◆ WORK TO BE COMPLETED:
Report how many lines below contain the word "JSON". Give only the number.

━━━━━━

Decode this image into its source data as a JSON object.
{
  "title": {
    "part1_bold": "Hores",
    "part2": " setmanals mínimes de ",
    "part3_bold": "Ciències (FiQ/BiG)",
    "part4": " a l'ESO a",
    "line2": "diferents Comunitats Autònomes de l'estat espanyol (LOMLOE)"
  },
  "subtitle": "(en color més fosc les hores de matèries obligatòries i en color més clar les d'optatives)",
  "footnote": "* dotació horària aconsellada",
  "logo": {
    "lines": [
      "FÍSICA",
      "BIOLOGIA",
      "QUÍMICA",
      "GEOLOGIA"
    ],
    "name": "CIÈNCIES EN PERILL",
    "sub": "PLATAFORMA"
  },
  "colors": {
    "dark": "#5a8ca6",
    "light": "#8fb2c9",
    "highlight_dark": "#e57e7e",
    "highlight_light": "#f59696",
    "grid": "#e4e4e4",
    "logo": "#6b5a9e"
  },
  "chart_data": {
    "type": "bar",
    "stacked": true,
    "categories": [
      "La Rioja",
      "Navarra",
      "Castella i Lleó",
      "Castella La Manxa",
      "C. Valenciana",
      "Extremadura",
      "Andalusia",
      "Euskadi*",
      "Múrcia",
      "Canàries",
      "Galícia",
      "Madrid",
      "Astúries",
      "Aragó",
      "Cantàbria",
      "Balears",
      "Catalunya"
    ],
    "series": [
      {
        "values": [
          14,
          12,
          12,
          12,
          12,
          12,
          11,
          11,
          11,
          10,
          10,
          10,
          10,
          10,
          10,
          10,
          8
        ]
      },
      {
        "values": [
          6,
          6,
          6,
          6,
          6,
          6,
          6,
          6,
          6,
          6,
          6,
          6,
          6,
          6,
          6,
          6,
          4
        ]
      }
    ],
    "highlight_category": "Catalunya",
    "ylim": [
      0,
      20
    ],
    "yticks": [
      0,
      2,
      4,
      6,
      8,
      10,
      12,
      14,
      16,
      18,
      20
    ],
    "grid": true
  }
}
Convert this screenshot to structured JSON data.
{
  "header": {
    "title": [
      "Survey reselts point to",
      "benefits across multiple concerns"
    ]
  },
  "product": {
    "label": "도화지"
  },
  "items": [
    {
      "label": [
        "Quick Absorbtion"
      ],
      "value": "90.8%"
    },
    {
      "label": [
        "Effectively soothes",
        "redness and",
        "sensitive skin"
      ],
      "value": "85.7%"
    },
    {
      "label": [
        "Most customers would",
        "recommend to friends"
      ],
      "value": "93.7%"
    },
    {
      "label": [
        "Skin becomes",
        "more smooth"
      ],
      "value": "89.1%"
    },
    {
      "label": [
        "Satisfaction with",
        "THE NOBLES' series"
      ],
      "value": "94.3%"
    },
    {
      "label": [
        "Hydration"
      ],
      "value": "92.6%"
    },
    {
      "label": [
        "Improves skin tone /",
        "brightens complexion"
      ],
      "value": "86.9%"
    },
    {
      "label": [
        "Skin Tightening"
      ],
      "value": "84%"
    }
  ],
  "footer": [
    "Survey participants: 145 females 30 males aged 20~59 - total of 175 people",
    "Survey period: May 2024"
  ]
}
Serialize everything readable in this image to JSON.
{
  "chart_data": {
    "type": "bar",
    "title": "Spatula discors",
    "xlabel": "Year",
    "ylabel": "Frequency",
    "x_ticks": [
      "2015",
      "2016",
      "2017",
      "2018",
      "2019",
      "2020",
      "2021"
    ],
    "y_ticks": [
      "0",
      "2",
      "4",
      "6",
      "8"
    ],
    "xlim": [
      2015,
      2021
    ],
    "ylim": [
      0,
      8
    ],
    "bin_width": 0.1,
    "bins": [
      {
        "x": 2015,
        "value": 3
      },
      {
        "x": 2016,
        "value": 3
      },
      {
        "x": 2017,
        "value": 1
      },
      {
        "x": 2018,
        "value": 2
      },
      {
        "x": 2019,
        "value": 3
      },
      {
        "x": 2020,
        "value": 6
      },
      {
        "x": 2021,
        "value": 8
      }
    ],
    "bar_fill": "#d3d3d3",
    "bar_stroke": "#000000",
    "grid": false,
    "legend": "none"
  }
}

━━━━━━

◆ TASK SOLUTION:
3